>> BEGIN Task inputs

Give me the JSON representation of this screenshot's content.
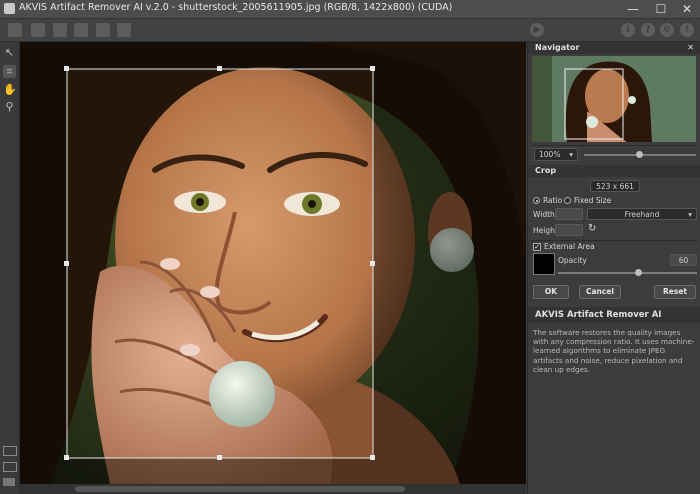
{
  "window": {
    "title": "AKVIS Artifact Remover AI v.2.0 - shutterstock_2005611905.jpg (RGB/8, 1422x800) (CUDA)",
    "minimize": "—",
    "maximize": "☐",
    "close": "✕"
  },
  "navigator": {
    "title": "Navigator",
    "close_glyph": "✕",
    "zoom_value": "100%",
    "zoom_arrow": "▾"
  },
  "crop": {
    "title": "Crop",
    "dimensions": "523 x 661",
    "ratio_label": "Ratio",
    "fixed_size_label": "Fixed Size",
    "mode": "ratio",
    "width_label": "Width",
    "width_value": "",
    "height_label": "Height",
    "height_value": "",
    "freehand_value": "Freehand",
    "freehand_arrow": "▾",
    "rotate_glyph": "↻",
    "external_area_label": "External Area",
    "external_area_checked": true,
    "opacity_label": "Opacity",
    "opacity_value": "60",
    "swatch_color": "#000000",
    "ok_label": "OK",
    "cancel_label": "Cancel",
    "reset_label": "Reset"
  },
  "about": {
    "title": "AKVIS Artifact Remover AI",
    "description": "The software restores the quality images with any compression ratio. It uses machine-learned algorithms to eliminate JPEG artifacts and noise, reduce pixelation and clean up edges."
  },
  "toolbar": {
    "info_glyph": "i",
    "help_glyph": "?",
    "settings_glyph": "⚙",
    "bug_glyph": "!"
  },
  "tools": {
    "crop_glyph": "⌗",
    "hand_glyph": "✋",
    "zoom_glyph": "⚲",
    "pointer_glyph": "↖"
  },
  "colors": {
    "panel_bg": "#3c3c3c",
    "header_bg": "#333333"
  }
}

>> END Task inputs

# Task objective:
Without the pictures, restate all the entries above exactly.

# The response:
Give me the JSON representation of this screenshot's content.
{
  "window": {
    "title": "AKVIS Artifact Remover AI v.2.0 - shutterstock_2005611905.jpg (RGB/8, 1422x800) (CUDA)",
    "minimize": "—",
    "maximize": "☐",
    "close": "✕"
  },
  "navigator": {
    "title": "Navigator",
    "close_glyph": "✕",
    "zoom_value": "100%",
    "zoom_arrow": "▾"
  },
  "crop": {
    "title": "Crop",
    "dimensions": "523 x 661",
    "ratio_label": "Ratio",
    "fixed_size_label": "Fixed Size",
    "mode": "ratio",
    "width_label": "Width",
    "width_value": "",
    "height_label": "Height",
    "height_value": "",
    "freehand_value": "Freehand",
    "freehand_arrow": "▾",
    "rotate_glyph": "↻",
    "external_area_label": "External Area",
    "external_area_checked": true,
    "opacity_label": "Opacity",
    "opacity_value": "60",
    "swatch_color": "#000000",
    "ok_label": "OK",
    "cancel_label": "Cancel",
    "reset_label": "Reset"
  },
  "about": {
    "title": "AKVIS Artifact Remover AI",
    "description": "The software restores the quality images with any compression ratio. It uses machine-learned algorithms to eliminate JPEG artifacts and noise, reduce pixelation and clean up edges."
  },
  "toolbar": {
    "info_glyph": "i",
    "help_glyph": "?",
    "settings_glyph": "⚙",
    "bug_glyph": "!"
  },
  "tools": {
    "crop_glyph": "⌗",
    "hand_glyph": "✋",
    "zoom_glyph": "⚲",
    "pointer_glyph": "↖"
  },
  "colors": {
    "panel_bg": "#3c3c3c",
    "header_bg": "#333333"
  }
}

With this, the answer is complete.